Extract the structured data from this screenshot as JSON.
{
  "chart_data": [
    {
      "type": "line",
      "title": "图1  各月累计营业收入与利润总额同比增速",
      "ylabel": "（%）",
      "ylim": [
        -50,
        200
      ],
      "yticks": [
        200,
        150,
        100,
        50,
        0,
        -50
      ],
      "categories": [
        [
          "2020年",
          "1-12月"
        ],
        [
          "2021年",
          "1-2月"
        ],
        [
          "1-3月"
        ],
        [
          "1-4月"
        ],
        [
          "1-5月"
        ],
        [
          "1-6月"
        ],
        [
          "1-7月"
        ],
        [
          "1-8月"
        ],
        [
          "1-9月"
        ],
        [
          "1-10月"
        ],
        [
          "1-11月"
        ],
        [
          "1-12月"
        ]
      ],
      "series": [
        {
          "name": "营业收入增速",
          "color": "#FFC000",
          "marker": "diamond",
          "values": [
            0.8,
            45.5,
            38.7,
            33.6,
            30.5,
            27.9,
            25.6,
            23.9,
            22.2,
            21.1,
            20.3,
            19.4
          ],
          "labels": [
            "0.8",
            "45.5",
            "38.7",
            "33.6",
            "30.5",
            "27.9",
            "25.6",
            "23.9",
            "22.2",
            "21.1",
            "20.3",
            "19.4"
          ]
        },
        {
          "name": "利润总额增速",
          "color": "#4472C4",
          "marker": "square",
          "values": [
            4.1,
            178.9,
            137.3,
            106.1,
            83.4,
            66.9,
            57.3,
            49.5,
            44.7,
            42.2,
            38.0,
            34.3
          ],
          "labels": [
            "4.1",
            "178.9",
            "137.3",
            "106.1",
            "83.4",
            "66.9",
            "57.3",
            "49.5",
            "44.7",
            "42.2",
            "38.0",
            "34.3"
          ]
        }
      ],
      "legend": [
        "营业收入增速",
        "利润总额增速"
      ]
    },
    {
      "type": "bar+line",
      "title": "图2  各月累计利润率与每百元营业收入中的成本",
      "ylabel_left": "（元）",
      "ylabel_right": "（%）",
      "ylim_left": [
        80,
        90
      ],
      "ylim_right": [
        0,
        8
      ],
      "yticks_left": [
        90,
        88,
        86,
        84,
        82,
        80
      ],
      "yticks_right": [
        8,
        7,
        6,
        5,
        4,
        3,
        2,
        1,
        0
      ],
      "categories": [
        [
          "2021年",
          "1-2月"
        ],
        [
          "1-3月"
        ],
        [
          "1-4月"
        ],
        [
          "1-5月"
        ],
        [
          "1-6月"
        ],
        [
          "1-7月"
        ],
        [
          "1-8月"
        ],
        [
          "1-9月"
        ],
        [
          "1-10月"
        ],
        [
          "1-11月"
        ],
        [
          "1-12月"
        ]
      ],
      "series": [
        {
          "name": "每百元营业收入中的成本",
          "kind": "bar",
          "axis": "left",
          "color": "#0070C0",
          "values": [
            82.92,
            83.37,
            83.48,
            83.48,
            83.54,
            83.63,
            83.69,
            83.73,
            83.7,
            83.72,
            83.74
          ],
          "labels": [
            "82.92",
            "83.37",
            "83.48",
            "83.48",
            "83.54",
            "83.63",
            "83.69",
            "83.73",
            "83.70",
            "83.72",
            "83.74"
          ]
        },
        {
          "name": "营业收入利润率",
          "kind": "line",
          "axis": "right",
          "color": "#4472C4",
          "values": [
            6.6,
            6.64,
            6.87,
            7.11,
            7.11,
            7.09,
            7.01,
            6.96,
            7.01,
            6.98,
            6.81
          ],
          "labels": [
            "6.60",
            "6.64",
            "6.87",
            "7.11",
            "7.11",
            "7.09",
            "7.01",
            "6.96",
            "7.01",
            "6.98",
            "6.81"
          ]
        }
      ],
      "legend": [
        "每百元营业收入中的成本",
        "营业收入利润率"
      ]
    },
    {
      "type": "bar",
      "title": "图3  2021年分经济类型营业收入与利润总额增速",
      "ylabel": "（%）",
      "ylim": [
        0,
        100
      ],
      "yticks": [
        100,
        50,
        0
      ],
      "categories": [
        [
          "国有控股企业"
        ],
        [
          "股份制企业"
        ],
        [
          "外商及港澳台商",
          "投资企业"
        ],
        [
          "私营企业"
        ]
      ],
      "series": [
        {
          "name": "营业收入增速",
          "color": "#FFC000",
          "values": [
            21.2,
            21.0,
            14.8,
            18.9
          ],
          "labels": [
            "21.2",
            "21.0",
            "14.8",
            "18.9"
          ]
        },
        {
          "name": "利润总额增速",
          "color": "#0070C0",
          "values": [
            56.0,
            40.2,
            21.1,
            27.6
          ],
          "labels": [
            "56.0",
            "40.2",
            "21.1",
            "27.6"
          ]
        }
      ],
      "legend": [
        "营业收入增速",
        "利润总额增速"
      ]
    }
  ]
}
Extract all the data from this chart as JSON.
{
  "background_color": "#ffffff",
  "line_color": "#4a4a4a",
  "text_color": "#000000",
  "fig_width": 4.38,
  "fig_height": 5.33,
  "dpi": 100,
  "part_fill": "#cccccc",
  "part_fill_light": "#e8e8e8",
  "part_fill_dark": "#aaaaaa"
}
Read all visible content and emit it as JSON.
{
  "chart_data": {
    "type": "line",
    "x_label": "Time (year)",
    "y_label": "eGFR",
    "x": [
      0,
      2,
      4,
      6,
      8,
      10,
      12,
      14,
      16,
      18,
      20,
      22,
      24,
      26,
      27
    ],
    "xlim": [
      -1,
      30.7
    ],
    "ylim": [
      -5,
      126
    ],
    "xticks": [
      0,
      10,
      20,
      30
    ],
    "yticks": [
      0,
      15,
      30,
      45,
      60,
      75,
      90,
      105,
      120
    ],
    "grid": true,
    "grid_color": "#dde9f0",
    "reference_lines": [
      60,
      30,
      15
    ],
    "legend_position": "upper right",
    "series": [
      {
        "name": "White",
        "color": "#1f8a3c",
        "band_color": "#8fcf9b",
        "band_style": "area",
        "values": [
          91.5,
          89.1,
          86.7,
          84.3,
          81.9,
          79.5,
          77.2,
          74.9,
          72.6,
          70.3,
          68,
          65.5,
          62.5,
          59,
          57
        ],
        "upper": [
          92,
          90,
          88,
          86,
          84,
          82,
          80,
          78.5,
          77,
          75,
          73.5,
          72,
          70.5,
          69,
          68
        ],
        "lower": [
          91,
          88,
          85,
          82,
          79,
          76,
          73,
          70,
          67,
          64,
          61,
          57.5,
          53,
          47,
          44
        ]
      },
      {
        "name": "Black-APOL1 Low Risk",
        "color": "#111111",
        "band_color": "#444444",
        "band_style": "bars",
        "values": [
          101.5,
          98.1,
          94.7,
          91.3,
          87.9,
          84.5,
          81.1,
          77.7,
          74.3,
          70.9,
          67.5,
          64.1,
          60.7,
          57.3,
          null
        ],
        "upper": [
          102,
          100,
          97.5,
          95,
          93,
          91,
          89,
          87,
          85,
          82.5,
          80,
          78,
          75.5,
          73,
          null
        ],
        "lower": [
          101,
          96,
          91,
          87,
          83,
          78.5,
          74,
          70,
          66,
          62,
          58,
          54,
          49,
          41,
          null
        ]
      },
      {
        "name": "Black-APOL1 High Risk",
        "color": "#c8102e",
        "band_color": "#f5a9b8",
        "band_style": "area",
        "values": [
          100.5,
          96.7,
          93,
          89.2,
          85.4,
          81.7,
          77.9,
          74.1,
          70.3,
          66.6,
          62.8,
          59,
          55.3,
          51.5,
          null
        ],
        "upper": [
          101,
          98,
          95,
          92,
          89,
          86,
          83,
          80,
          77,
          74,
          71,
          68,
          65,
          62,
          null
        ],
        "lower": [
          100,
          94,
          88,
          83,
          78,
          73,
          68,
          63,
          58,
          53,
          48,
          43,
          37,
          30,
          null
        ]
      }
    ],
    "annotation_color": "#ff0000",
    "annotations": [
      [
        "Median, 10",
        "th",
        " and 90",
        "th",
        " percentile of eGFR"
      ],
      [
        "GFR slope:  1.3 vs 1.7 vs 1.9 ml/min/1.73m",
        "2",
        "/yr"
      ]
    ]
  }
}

________

Pick out each line in the material containing "from".

→ Response:
Extract the structured data from this screenshot as JSON.
Extract all the data from this chart as JSON.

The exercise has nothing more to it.